## YOUR GOAL
Can you rewrite the material below, changing every "read-more-label" to "read-more-text" and leaving everything else as it is?

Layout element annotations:
- - - -

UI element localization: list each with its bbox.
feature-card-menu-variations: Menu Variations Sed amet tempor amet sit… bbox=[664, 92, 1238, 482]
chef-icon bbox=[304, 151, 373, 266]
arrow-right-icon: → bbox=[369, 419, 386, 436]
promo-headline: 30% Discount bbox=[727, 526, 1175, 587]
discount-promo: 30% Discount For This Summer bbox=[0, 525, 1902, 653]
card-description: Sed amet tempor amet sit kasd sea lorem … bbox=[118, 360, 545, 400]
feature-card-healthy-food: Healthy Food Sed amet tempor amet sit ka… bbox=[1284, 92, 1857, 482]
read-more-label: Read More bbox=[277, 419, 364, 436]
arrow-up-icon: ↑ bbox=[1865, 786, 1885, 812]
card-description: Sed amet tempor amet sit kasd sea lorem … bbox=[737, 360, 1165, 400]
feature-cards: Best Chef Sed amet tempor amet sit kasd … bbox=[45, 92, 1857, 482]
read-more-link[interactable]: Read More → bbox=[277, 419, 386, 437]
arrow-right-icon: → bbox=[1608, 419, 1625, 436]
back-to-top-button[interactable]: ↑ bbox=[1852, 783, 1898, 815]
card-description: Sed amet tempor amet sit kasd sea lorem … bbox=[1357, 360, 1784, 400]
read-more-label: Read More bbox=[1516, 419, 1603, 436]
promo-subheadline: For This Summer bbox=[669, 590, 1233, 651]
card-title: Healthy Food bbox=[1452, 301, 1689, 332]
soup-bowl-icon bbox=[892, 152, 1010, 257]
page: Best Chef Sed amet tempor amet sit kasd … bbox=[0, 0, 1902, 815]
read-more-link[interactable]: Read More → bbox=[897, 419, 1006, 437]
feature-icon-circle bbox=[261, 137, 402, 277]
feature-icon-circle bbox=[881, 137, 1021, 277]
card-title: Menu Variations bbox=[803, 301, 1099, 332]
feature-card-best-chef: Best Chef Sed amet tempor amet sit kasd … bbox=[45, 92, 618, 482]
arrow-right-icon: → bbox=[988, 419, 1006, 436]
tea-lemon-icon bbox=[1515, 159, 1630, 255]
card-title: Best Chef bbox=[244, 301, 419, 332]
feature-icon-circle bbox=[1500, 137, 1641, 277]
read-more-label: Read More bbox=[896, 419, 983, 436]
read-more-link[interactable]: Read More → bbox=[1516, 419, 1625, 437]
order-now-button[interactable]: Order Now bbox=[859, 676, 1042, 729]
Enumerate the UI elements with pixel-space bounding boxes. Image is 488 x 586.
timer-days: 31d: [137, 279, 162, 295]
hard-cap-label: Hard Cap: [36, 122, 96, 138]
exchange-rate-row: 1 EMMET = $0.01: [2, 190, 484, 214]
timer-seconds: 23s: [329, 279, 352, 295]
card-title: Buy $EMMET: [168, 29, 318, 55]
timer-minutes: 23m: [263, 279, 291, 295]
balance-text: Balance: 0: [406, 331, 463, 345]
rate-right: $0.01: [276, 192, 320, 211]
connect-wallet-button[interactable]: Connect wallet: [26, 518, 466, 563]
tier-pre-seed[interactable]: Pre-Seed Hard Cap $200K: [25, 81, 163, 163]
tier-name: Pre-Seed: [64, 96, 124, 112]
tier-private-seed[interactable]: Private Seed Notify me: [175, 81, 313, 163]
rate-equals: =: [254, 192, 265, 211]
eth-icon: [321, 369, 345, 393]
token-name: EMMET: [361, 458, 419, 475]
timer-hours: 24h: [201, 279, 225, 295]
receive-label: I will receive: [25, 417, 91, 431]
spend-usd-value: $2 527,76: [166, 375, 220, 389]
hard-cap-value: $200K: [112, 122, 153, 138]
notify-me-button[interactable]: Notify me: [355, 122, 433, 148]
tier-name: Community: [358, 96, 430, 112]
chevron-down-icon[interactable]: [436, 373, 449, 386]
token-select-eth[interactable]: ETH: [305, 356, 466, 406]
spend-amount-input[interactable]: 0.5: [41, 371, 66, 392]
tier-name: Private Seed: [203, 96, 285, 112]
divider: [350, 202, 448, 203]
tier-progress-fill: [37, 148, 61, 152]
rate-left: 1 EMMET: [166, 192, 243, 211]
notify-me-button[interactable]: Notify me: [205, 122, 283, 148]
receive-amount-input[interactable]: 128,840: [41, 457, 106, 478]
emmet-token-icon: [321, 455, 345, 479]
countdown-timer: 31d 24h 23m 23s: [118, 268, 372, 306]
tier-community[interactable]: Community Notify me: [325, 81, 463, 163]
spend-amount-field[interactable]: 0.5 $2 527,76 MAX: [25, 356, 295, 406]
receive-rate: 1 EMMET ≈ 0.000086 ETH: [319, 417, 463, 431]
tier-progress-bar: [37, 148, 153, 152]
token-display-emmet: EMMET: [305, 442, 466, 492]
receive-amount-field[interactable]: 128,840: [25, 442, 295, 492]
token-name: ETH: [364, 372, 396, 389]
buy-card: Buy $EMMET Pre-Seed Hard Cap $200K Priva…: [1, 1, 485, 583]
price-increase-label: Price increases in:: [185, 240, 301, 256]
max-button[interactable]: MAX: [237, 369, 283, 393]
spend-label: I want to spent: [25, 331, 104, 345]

- - - -

## TASK RESPONSE
UI element localization: list each with its bbox.
feature-card-menu-variations: Menu Variations Sed amet tempor amet sit… bbox=[664, 92, 1238, 482]
chef-icon bbox=[304, 151, 373, 266]
arrow-right-icon: → bbox=[369, 419, 386, 436]
promo-headline: 30% Discount bbox=[727, 526, 1175, 587]
discount-promo: 30% Discount For This Summer bbox=[0, 525, 1902, 653]
card-description: Sed amet tempor amet sit kasd sea lorem … bbox=[118, 360, 545, 400]
feature-card-healthy-food: Healthy Food Sed amet tempor amet sit ka… bbox=[1284, 92, 1857, 482]
read-more-text: Read More bbox=[277, 419, 364, 436]
arrow-up-icon: ↑ bbox=[1865, 786, 1885, 812]
card-description: Sed amet tempor amet sit kasd sea lorem … bbox=[737, 360, 1165, 400]
feature-cards: Best Chef Sed amet tempor amet sit kasd … bbox=[45, 92, 1857, 482]
read-more-link[interactable]: Read More → bbox=[277, 419, 386, 437]
arrow-right-icon: → bbox=[1608, 419, 1625, 436]
back-to-top-button[interactable]: ↑ bbox=[1852, 783, 1898, 815]
card-description: Sed amet tempor amet sit kasd sea lorem … bbox=[1357, 360, 1784, 400]
read-more-text: Read More bbox=[1516, 419, 1603, 436]
promo-subheadline: For This Summer bbox=[669, 590, 1233, 651]
card-title: Healthy Food bbox=[1452, 301, 1689, 332]
soup-bowl-icon bbox=[892, 152, 1010, 257]
page: Best Chef Sed amet tempor amet sit kasd … bbox=[0, 0, 1902, 815]
read-more-link[interactable]: Read More → bbox=[897, 419, 1006, 437]
feature-icon-circle bbox=[261, 137, 402, 277]
feature-icon-circle bbox=[881, 137, 1021, 277]
card-title: Menu Variations bbox=[803, 301, 1099, 332]
feature-card-best-chef: Best Chef Sed amet tempor amet sit kasd … bbox=[45, 92, 618, 482]
arrow-right-icon: → bbox=[988, 419, 1006, 436]
tea-lemon-icon bbox=[1515, 159, 1630, 255]
card-title: Best Chef bbox=[244, 301, 419, 332]
feature-icon-circle bbox=[1500, 137, 1641, 277]
read-more-text: Read More bbox=[896, 419, 983, 436]
read-more-link[interactable]: Read More → bbox=[1516, 419, 1625, 437]
order-now-button[interactable]: Order Now bbox=[859, 676, 1042, 729]
Enumerate the UI elements with pixel-space bounding boxes. Image is 488 x 586.
timer-days: 31d: [137, 279, 162, 295]
hard-cap-label: Hard Cap: [36, 122, 96, 138]
exchange-rate-row: 1 EMMET = $0.01: [2, 190, 484, 214]
timer-seconds: 23s: [329, 279, 352, 295]
card-title: Buy $EMMET: [168, 29, 318, 55]
timer-minutes: 23m: [263, 279, 291, 295]
balance-text: Balance: 0: [406, 331, 463, 345]
rate-right: $0.01: [276, 192, 320, 211]
connect-wallet-button[interactable]: Connect wallet: [26, 518, 466, 563]
tier-pre-seed[interactable]: Pre-Seed Hard Cap $200K: [25, 81, 163, 163]
tier-name: Pre-Seed: [64, 96, 124, 112]
tier-private-seed[interactable]: Private Seed Notify me: [175, 81, 313, 163]
rate-equals: =: [254, 192, 265, 211]
eth-icon: [321, 369, 345, 393]
token-name: EMMET: [361, 458, 419, 475]
timer-hours: 24h: [201, 279, 225, 295]
receive-label: I will receive: [25, 417, 91, 431]
spend-usd-value: $2 527,76: [166, 375, 220, 389]
hard-cap-value: $200K: [112, 122, 153, 138]
notify-me-button[interactable]: Notify me: [355, 122, 433, 148]
tier-name: Community: [358, 96, 430, 112]
chevron-down-icon[interactable]: [436, 373, 449, 386]
token-select-eth[interactable]: ETH: [305, 356, 466, 406]
spend-amount-input[interactable]: 0.5: [41, 371, 66, 392]
tier-name: Private Seed: [203, 96, 285, 112]
divider: [350, 202, 448, 203]
tier-progress-fill: [37, 148, 61, 152]
rate-left: 1 EMMET: [166, 192, 243, 211]
notify-me-button[interactable]: Notify me: [205, 122, 283, 148]
receive-amount-input[interactable]: 128,840: [41, 457, 106, 478]
emmet-token-icon: [321, 455, 345, 479]
countdown-timer: 31d 24h 23m 23s: [118, 268, 372, 306]
tier-community[interactable]: Community Notify me: [325, 81, 463, 163]
spend-amount-field[interactable]: 0.5 $2 527,76 MAX: [25, 356, 295, 406]
receive-rate: 1 EMMET ≈ 0.000086 ETH: [319, 417, 463, 431]
tier-progress-bar: [37, 148, 153, 152]
token-display-emmet: EMMET: [305, 442, 466, 492]
receive-amount-field[interactable]: 128,840: [25, 442, 295, 492]
token-name: ETH: [364, 372, 396, 389]
buy-card: Buy $EMMET Pre-Seed Hard Cap $200K Priva…: [1, 1, 485, 583]
price-increase-label: Price increases in:: [185, 240, 301, 256]
max-button[interactable]: MAX: [237, 369, 283, 393]
spend-label: I want to spent: [25, 331, 104, 345]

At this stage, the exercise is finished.